**WORK INSTRUCTIONS:** Pictures do not belong in your copy. Repeat all the other data exactly.

**DATASET CONTENT:**
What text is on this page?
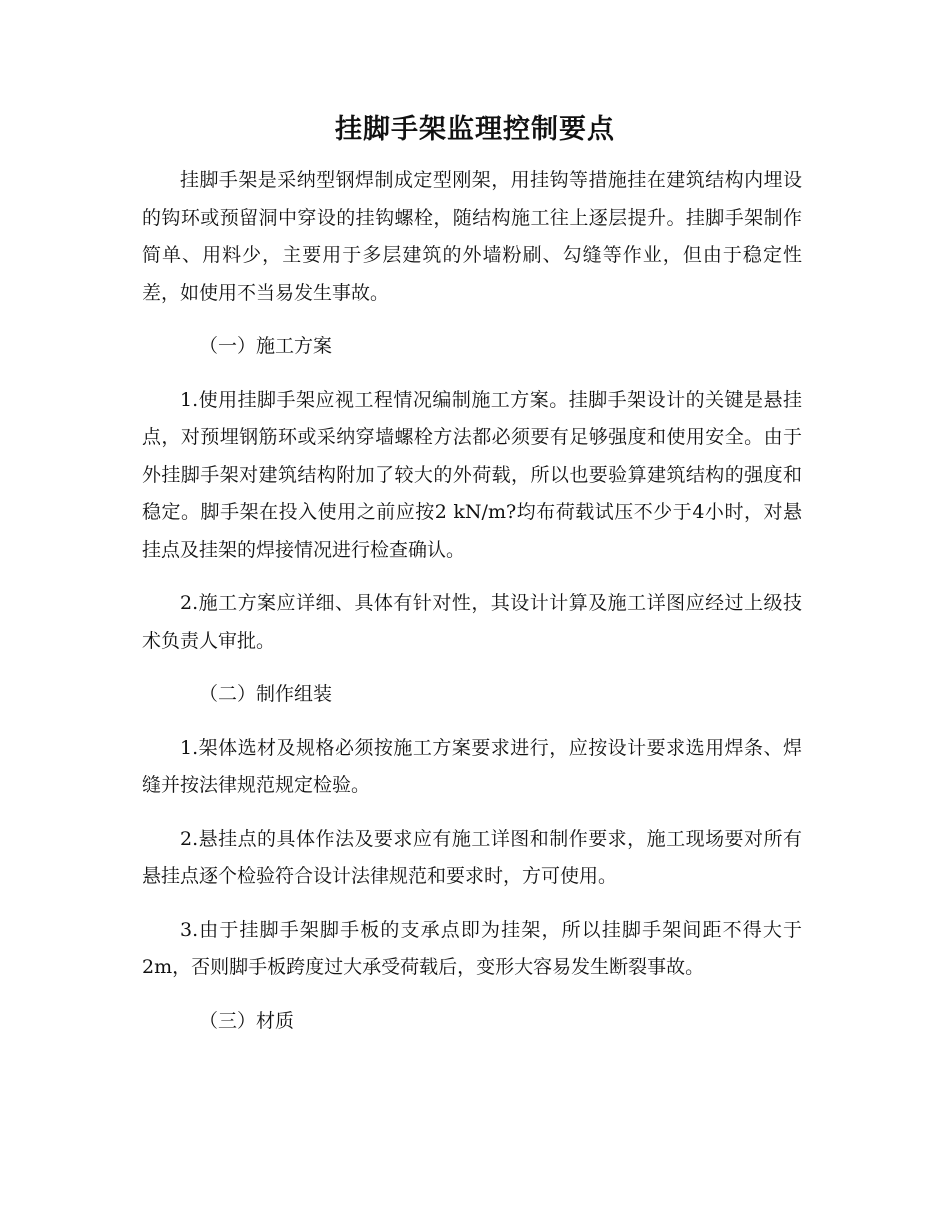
挂脚手架监理控制要点

挂脚手架是采纳型钢焊制成定型刚架，用挂钩等措施挂在建筑结构内埋设的钩环或预留洞中穿设的挂钩螺栓，随结构施工往上逐层提升。挂脚手架制作简单、用料少，主要用于多层建筑的外墙粉刷、勾缝等作业，但由于稳定性差，如使用不当易发生事故。

（一）施工方案

1.使用挂脚手架应视工程情况编制施工方案。挂脚手架设计的关键是悬挂点，对预埋钢筋环或采纳穿墙螺栓方法都必须要有足够强度和使用安全。由于外挂脚手架对建筑结构附加了较大的外荷载，所以也要验算建筑结构的强度和稳定。脚手架在投入使用之前应按2 kN/m?均布荷载试压不少于4小时，对悬挂点及挂架的焊接情况进行检查确认。

2.施工方案应详细、具体有针对性，其设计计算及施工详图应经过上级技术负责人审批。

（二）制作组装

1.架体选材及规格必须按施工方案要求进行，应按设计要求选用焊条、焊缝并按法律规范规定检验。

2.悬挂点的具体作法及要求应有施工详图和制作要求，施工现场要对所有悬挂点逐个检验符合设计法律规范和要求时，方可使用。

3.由于挂脚手架脚手板的支承点即为挂架，所以挂脚手架间距不得大于2m，否则脚手板跨度过大承受荷载后，变形大容易发生断裂事故。

（三）材质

**OUTPUT:**
What text is on this page?
挂脚手架监理控制要点

挂脚手架是采纳型钢焊制成定型刚架，用挂钩等措施挂在建筑结构内埋设的钩环或预留洞中穿设的挂钩螺栓，随结构施工往上逐层提升。挂脚手架制作简单、用料少，主要用于多层建筑的外墙粉刷、勾缝等作业，但由于稳定性差，如使用不当易发生事故。

（一）施工方案

1.使用挂脚手架应视工程情况编制施工方案。挂脚手架设计的关键是悬挂点，对预埋钢筋环或采纳穿墙螺栓方法都必须要有足够强度和使用安全。由于外挂脚手架对建筑结构附加了较大的外荷载，所以也要验算建筑结构的强度和稳定。脚手架在投入使用之前应按2 kN/m?均布荷载试压不少于4小时，对悬挂点及挂架的焊接情况进行检查确认。

2.施工方案应详细、具体有针对性，其设计计算及施工详图应经过上级技术负责人审批。

（二）制作组装

1.架体选材及规格必须按施工方案要求进行，应按设计要求选用焊条、焊缝并按法律规范规定检验。

2.悬挂点的具体作法及要求应有施工详图和制作要求，施工现场要对所有悬挂点逐个检验符合设计法律规范和要求时，方可使用。

3.由于挂脚手架脚手板的支承点即为挂架，所以挂脚手架间距不得大于2m，否则脚手板跨度过大承受荷载后，变形大容易发生断裂事故。

（三）材质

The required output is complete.